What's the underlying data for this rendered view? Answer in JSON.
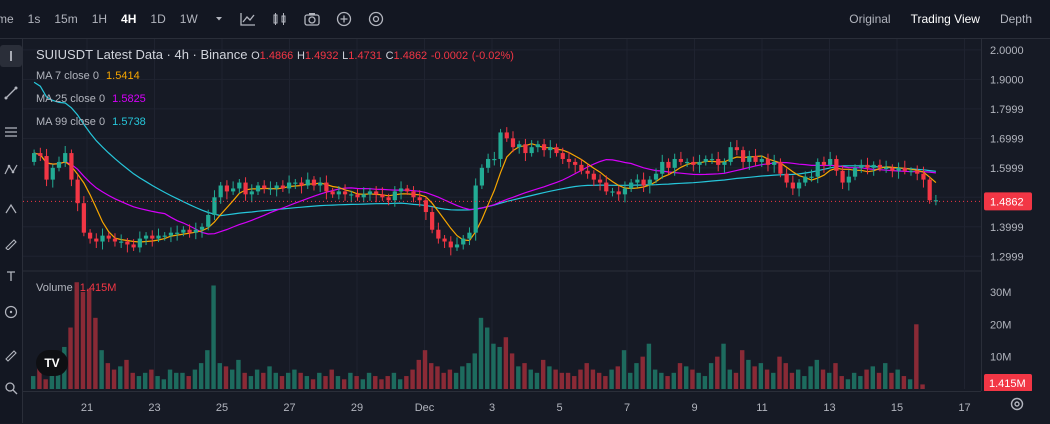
{
  "toolbar": {
    "timeframes": [
      {
        "label": "me",
        "active": false
      },
      {
        "label": "1s",
        "active": false
      },
      {
        "label": "15m",
        "active": false
      },
      {
        "label": "1H",
        "active": false
      },
      {
        "label": "4H",
        "active": true
      },
      {
        "label": "1D",
        "active": false
      },
      {
        "label": "1W",
        "active": false
      }
    ],
    "icons": [
      "chevron-down-icon",
      "indicator-chart-icon",
      "candles-icon",
      "camera-icon",
      "add-circle-icon",
      "crosshair-circle-icon"
    ],
    "views": [
      {
        "label": "Original",
        "active": false
      },
      {
        "label": "Trading View",
        "active": true
      },
      {
        "label": "Depth",
        "active": false
      }
    ]
  },
  "legend": {
    "title": "SUIUSDT Latest Data · 4h · Binance",
    "open_label": "O",
    "open": "1.4866",
    "high_label": "H",
    "high": "1.4932",
    "low_label": "L",
    "low": "1.4731",
    "close_label": "C",
    "close": "1.4862",
    "change": "-0.0002",
    "change_pct": "(-0.02%)",
    "ma": [
      {
        "label": "MA 7 close 0",
        "value": "1.5414",
        "color": "#f7a600"
      },
      {
        "label": "MA 25 close 0",
        "value": "1.5825",
        "color": "#d500f9"
      },
      {
        "label": "MA 99 close 0",
        "value": "1.5738",
        "color": "#26c6da"
      }
    ],
    "volume_label": "Volume",
    "volume_value": "1.415M"
  },
  "price_axis": {
    "ticks": [
      "2.0000",
      "1.9000",
      "1.7999",
      "1.6999",
      "1.5999",
      "1.3999",
      "1.2999"
    ],
    "last_price": "1.4862",
    "volume_ticks": [
      "30M",
      "20M",
      "10M"
    ],
    "last_volume": "1.415M"
  },
  "time_axis": {
    "labels": [
      "21",
      "23",
      "25",
      "27",
      "29",
      "Dec",
      "3",
      "5",
      "7",
      "9",
      "11",
      "13",
      "15",
      "17"
    ]
  },
  "colors": {
    "up": "#22ab94",
    "down": "#f23645",
    "ma7": "#f7a600",
    "ma25": "#d500f9",
    "ma99": "#26c6da",
    "grid": "#1f2330"
  },
  "chart_data": {
    "type": "candlestick",
    "symbol": "SUIUSDT",
    "interval": "4h",
    "ylim": [
      1.25,
      2.02
    ],
    "closes": [
      1.65,
      1.64,
      1.56,
      1.6,
      1.62,
      1.65,
      1.56,
      1.48,
      1.38,
      1.36,
      1.35,
      1.37,
      1.36,
      1.35,
      1.35,
      1.34,
      1.33,
      1.36,
      1.37,
      1.36,
      1.37,
      1.37,
      1.38,
      1.38,
      1.39,
      1.38,
      1.39,
      1.4,
      1.44,
      1.5,
      1.54,
      1.52,
      1.53,
      1.55,
      1.51,
      1.52,
      1.54,
      1.53,
      1.53,
      1.54,
      1.53,
      1.55,
      1.55,
      1.54,
      1.56,
      1.54,
      1.55,
      1.52,
      1.51,
      1.52,
      1.51,
      1.51,
      1.5,
      1.51,
      1.52,
      1.51,
      1.5,
      1.49,
      1.52,
      1.53,
      1.52,
      1.5,
      1.49,
      1.45,
      1.39,
      1.36,
      1.35,
      1.33,
      1.34,
      1.36,
      1.38,
      1.54,
      1.6,
      1.63,
      1.63,
      1.72,
      1.7,
      1.67,
      1.68,
      1.65,
      1.67,
      1.68,
      1.66,
      1.67,
      1.65,
      1.63,
      1.62,
      1.61,
      1.59,
      1.58,
      1.56,
      1.55,
      1.52,
      1.52,
      1.51,
      1.53,
      1.55,
      1.56,
      1.54,
      1.56,
      1.58,
      1.62,
      1.6,
      1.63,
      1.62,
      1.62,
      1.61,
      1.62,
      1.63,
      1.63,
      1.61,
      1.62,
      1.67,
      1.66,
      1.62,
      1.64,
      1.62,
      1.63,
      1.61,
      1.62,
      1.58,
      1.55,
      1.53,
      1.55,
      1.57,
      1.57,
      1.62,
      1.61,
      1.63,
      1.59,
      1.55,
      1.57,
      1.6,
      1.61,
      1.6,
      1.61,
      1.6,
      1.6,
      1.59,
      1.6,
      1.59,
      1.59,
      1.58,
      1.56,
      1.49,
      1.49
    ],
    "volumes_m": [
      4,
      7,
      3,
      6,
      9,
      13,
      19,
      33,
      30,
      31,
      22,
      12,
      8,
      6,
      7,
      9,
      5,
      4,
      5,
      6,
      4,
      3,
      6,
      5,
      5,
      4,
      6,
      8,
      12,
      32,
      8,
      7,
      6,
      9,
      5,
      4,
      6,
      5,
      7,
      5,
      4,
      5,
      6,
      5,
      4,
      3,
      5,
      4,
      6,
      4,
      3,
      5,
      4,
      3,
      5,
      4,
      3,
      4,
      5,
      3,
      4,
      6,
      9,
      12,
      8,
      7,
      5,
      6,
      5,
      7,
      8,
      11,
      22,
      19,
      14,
      13,
      16,
      11,
      7,
      8,
      6,
      5,
      9,
      7,
      6,
      5,
      5,
      4,
      6,
      8,
      6,
      5,
      4,
      6,
      7,
      12,
      5,
      8,
      10,
      14,
      6,
      5,
      4,
      5,
      8,
      7,
      6,
      5,
      4,
      8,
      10,
      14,
      6,
      5,
      12,
      9,
      7,
      8,
      6,
      5,
      10,
      8,
      5,
      6,
      4,
      7,
      9,
      6,
      5,
      8,
      4,
      3,
      5,
      4,
      6,
      7,
      5,
      8,
      5,
      6,
      4,
      3,
      20,
      1.415
    ]
  }
}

================================

Send back the data above word for word, with the pictures left out.

# EXERCISE RESULT:
What's the underlying data for this rendered view? Answer in JSON.
{
  "toolbar": {
    "timeframes": [
      {
        "label": "me",
        "active": false
      },
      {
        "label": "1s",
        "active": false
      },
      {
        "label": "15m",
        "active": false
      },
      {
        "label": "1H",
        "active": false
      },
      {
        "label": "4H",
        "active": true
      },
      {
        "label": "1D",
        "active": false
      },
      {
        "label": "1W",
        "active": false
      }
    ],
    "icons": [
      "chevron-down-icon",
      "indicator-chart-icon",
      "candles-icon",
      "camera-icon",
      "add-circle-icon",
      "crosshair-circle-icon"
    ],
    "views": [
      {
        "label": "Original",
        "active": false
      },
      {
        "label": "Trading View",
        "active": true
      },
      {
        "label": "Depth",
        "active": false
      }
    ]
  },
  "legend": {
    "title": "SUIUSDT Latest Data · 4h · Binance",
    "open_label": "O",
    "open": "1.4866",
    "high_label": "H",
    "high": "1.4932",
    "low_label": "L",
    "low": "1.4731",
    "close_label": "C",
    "close": "1.4862",
    "change": "-0.0002",
    "change_pct": "(-0.02%)",
    "ma": [
      {
        "label": "MA 7 close 0",
        "value": "1.5414",
        "color": "#f7a600"
      },
      {
        "label": "MA 25 close 0",
        "value": "1.5825",
        "color": "#d500f9"
      },
      {
        "label": "MA 99 close 0",
        "value": "1.5738",
        "color": "#26c6da"
      }
    ],
    "volume_label": "Volume",
    "volume_value": "1.415M"
  },
  "price_axis": {
    "ticks": [
      "2.0000",
      "1.9000",
      "1.7999",
      "1.6999",
      "1.5999",
      "1.3999",
      "1.2999"
    ],
    "last_price": "1.4862",
    "volume_ticks": [
      "30M",
      "20M",
      "10M"
    ],
    "last_volume": "1.415M"
  },
  "time_axis": {
    "labels": [
      "21",
      "23",
      "25",
      "27",
      "29",
      "Dec",
      "3",
      "5",
      "7",
      "9",
      "11",
      "13",
      "15",
      "17"
    ]
  },
  "colors": {
    "up": "#22ab94",
    "down": "#f23645",
    "ma7": "#f7a600",
    "ma25": "#d500f9",
    "ma99": "#26c6da",
    "grid": "#1f2330"
  },
  "chart_data": {
    "type": "candlestick",
    "symbol": "SUIUSDT",
    "interval": "4h",
    "ylim": [
      1.25,
      2.02
    ],
    "closes": [
      1.65,
      1.64,
      1.56,
      1.6,
      1.62,
      1.65,
      1.56,
      1.48,
      1.38,
      1.36,
      1.35,
      1.37,
      1.36,
      1.35,
      1.35,
      1.34,
      1.33,
      1.36,
      1.37,
      1.36,
      1.37,
      1.37,
      1.38,
      1.38,
      1.39,
      1.38,
      1.39,
      1.4,
      1.44,
      1.5,
      1.54,
      1.52,
      1.53,
      1.55,
      1.51,
      1.52,
      1.54,
      1.53,
      1.53,
      1.54,
      1.53,
      1.55,
      1.55,
      1.54,
      1.56,
      1.54,
      1.55,
      1.52,
      1.51,
      1.52,
      1.51,
      1.51,
      1.5,
      1.51,
      1.52,
      1.51,
      1.5,
      1.49,
      1.52,
      1.53,
      1.52,
      1.5,
      1.49,
      1.45,
      1.39,
      1.36,
      1.35,
      1.33,
      1.34,
      1.36,
      1.38,
      1.54,
      1.6,
      1.63,
      1.63,
      1.72,
      1.7,
      1.67,
      1.68,
      1.65,
      1.67,
      1.68,
      1.66,
      1.67,
      1.65,
      1.63,
      1.62,
      1.61,
      1.59,
      1.58,
      1.56,
      1.55,
      1.52,
      1.52,
      1.51,
      1.53,
      1.55,
      1.56,
      1.54,
      1.56,
      1.58,
      1.62,
      1.6,
      1.63,
      1.62,
      1.62,
      1.61,
      1.62,
      1.63,
      1.63,
      1.61,
      1.62,
      1.67,
      1.66,
      1.62,
      1.64,
      1.62,
      1.63,
      1.61,
      1.62,
      1.58,
      1.55,
      1.53,
      1.55,
      1.57,
      1.57,
      1.62,
      1.61,
      1.63,
      1.59,
      1.55,
      1.57,
      1.6,
      1.61,
      1.6,
      1.61,
      1.6,
      1.6,
      1.59,
      1.6,
      1.59,
      1.59,
      1.58,
      1.56,
      1.49,
      1.49
    ],
    "volumes_m": [
      4,
      7,
      3,
      6,
      9,
      13,
      19,
      33,
      30,
      31,
      22,
      12,
      8,
      6,
      7,
      9,
      5,
      4,
      5,
      6,
      4,
      3,
      6,
      5,
      5,
      4,
      6,
      8,
      12,
      32,
      8,
      7,
      6,
      9,
      5,
      4,
      6,
      5,
      7,
      5,
      4,
      5,
      6,
      5,
      4,
      3,
      5,
      4,
      6,
      4,
      3,
      5,
      4,
      3,
      5,
      4,
      3,
      4,
      5,
      3,
      4,
      6,
      9,
      12,
      8,
      7,
      5,
      6,
      5,
      7,
      8,
      11,
      22,
      19,
      14,
      13,
      16,
      11,
      7,
      8,
      6,
      5,
      9,
      7,
      6,
      5,
      5,
      4,
      6,
      8,
      6,
      5,
      4,
      6,
      7,
      12,
      5,
      8,
      10,
      14,
      6,
      5,
      4,
      5,
      8,
      7,
      6,
      5,
      4,
      8,
      10,
      14,
      6,
      5,
      12,
      9,
      7,
      8,
      6,
      5,
      10,
      8,
      5,
      6,
      4,
      7,
      9,
      6,
      5,
      8,
      4,
      3,
      5,
      4,
      6,
      7,
      5,
      8,
      5,
      6,
      4,
      3,
      20,
      1.415
    ]
  }
}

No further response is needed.